▸ What you will do: Return all the entries exactly, keeping pictures out.

[Begin]

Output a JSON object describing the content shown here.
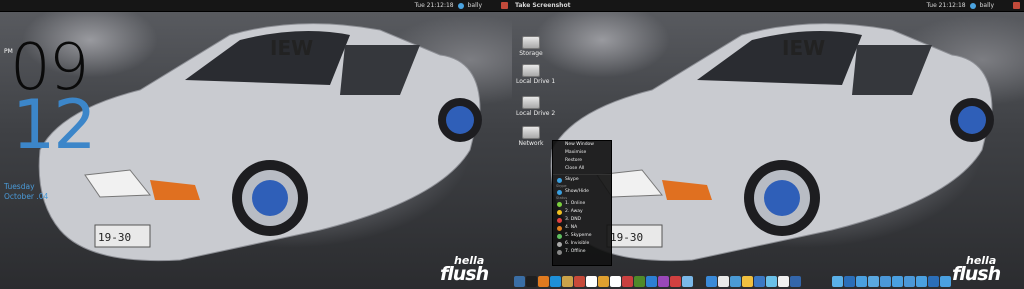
{
  "left_screen": {
    "panel": {
      "clock": "Tue 21:12:18",
      "user": "bally"
    },
    "clock_widget": {
      "meridiem": "PM",
      "hour": "09",
      "minute": "12",
      "day": "Tuesday",
      "date": "October .04"
    },
    "logo": {
      "line1": "hella",
      "line2": "flush"
    }
  },
  "right_screen": {
    "panel": {
      "title": "Take Screenshot",
      "clock": "Tue 21:12:18",
      "user": "bally"
    },
    "desktop_icons": [
      {
        "label": "Storage"
      },
      {
        "label": "Local Drive 1"
      },
      {
        "label": "Local Drive 2"
      },
      {
        "label": "Network"
      }
    ],
    "context_menu": {
      "window_items": [
        "New Window",
        "Maximise",
        "Restore",
        "Close All"
      ],
      "app_item": "Skype",
      "section_1": "Skype",
      "show_hide": "Show/Hide",
      "section_2": "Status",
      "statuses": [
        {
          "label": "1. Online",
          "color": "#7bd03d"
        },
        {
          "label": "2. Away",
          "color": "#f0c020"
        },
        {
          "label": "3. DND",
          "color": "#e04040"
        },
        {
          "label": "4. NA",
          "color": "#e08020"
        },
        {
          "label": "5. Skypeme",
          "color": "#60c060"
        },
        {
          "label": "6. Invisible",
          "color": "#aaaaaa"
        },
        {
          "label": "7. Offline",
          "color": "#888888"
        }
      ]
    },
    "logo": {
      "line1": "hella",
      "line2": "flush"
    }
  },
  "dock_colors": [
    "#3a6ea5",
    "#1f1f1f",
    "#e07a1f",
    "#1e90d8",
    "#c9a24a",
    "#c74a3a",
    "#ffffff",
    "#e0a030",
    "#ffffff",
    "#c94040",
    "#4f8a2a",
    "#2c7fd3",
    "#9a48b8",
    "#d04040",
    "#7ab8e8",
    "#2d2d2d",
    "#3a8ad8",
    "#e9e9e9",
    "#4b9ad4",
    "#f0c040",
    "#3b78c3",
    "#6ac0e8",
    "#f0f0f0",
    "#3366aa"
  ],
  "right_dock_colors": [
    "#5ab0e8",
    "#2b6eb8",
    "#4aa0e0",
    "#5aa8e0",
    "#4b98d8",
    "#4aa0e0",
    "#4b98d8",
    "#4aa0e0",
    "#2b6eb8",
    "#4aa0e0"
  ]
}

[End]

▸ Output for this task:
Output a JSON object describing the content shown here.
{
  "left_screen": {
    "panel": {
      "clock": "Tue 21:12:18",
      "user": "bally"
    },
    "clock_widget": {
      "meridiem": "PM",
      "hour": "09",
      "minute": "12",
      "day": "Tuesday",
      "date": "October .04"
    },
    "logo": {
      "line1": "hella",
      "line2": "flush"
    }
  },
  "right_screen": {
    "panel": {
      "title": "Take Screenshot",
      "clock": "Tue 21:12:18",
      "user": "bally"
    },
    "desktop_icons": [
      {
        "label": "Storage"
      },
      {
        "label": "Local Drive 1"
      },
      {
        "label": "Local Drive 2"
      },
      {
        "label": "Network"
      }
    ],
    "context_menu": {
      "window_items": [
        "New Window",
        "Maximise",
        "Restore",
        "Close All"
      ],
      "app_item": "Skype",
      "section_1": "Skype",
      "show_hide": "Show/Hide",
      "section_2": "Status",
      "statuses": [
        {
          "label": "1. Online",
          "color": "#7bd03d"
        },
        {
          "label": "2. Away",
          "color": "#f0c020"
        },
        {
          "label": "3. DND",
          "color": "#e04040"
        },
        {
          "label": "4. NA",
          "color": "#e08020"
        },
        {
          "label": "5. Skypeme",
          "color": "#60c060"
        },
        {
          "label": "6. Invisible",
          "color": "#aaaaaa"
        },
        {
          "label": "7. Offline",
          "color": "#888888"
        }
      ]
    },
    "logo": {
      "line1": "hella",
      "line2": "flush"
    }
  },
  "dock_colors": [
    "#3a6ea5",
    "#1f1f1f",
    "#e07a1f",
    "#1e90d8",
    "#c9a24a",
    "#c74a3a",
    "#ffffff",
    "#e0a030",
    "#ffffff",
    "#c94040",
    "#4f8a2a",
    "#2c7fd3",
    "#9a48b8",
    "#d04040",
    "#7ab8e8",
    "#2d2d2d",
    "#3a8ad8",
    "#e9e9e9",
    "#4b9ad4",
    "#f0c040",
    "#3b78c3",
    "#6ac0e8",
    "#f0f0f0",
    "#3366aa"
  ],
  "right_dock_colors": [
    "#5ab0e8",
    "#2b6eb8",
    "#4aa0e0",
    "#5aa8e0",
    "#4b98d8",
    "#4aa0e0",
    "#4b98d8",
    "#4aa0e0",
    "#2b6eb8",
    "#4aa0e0"
  ]
}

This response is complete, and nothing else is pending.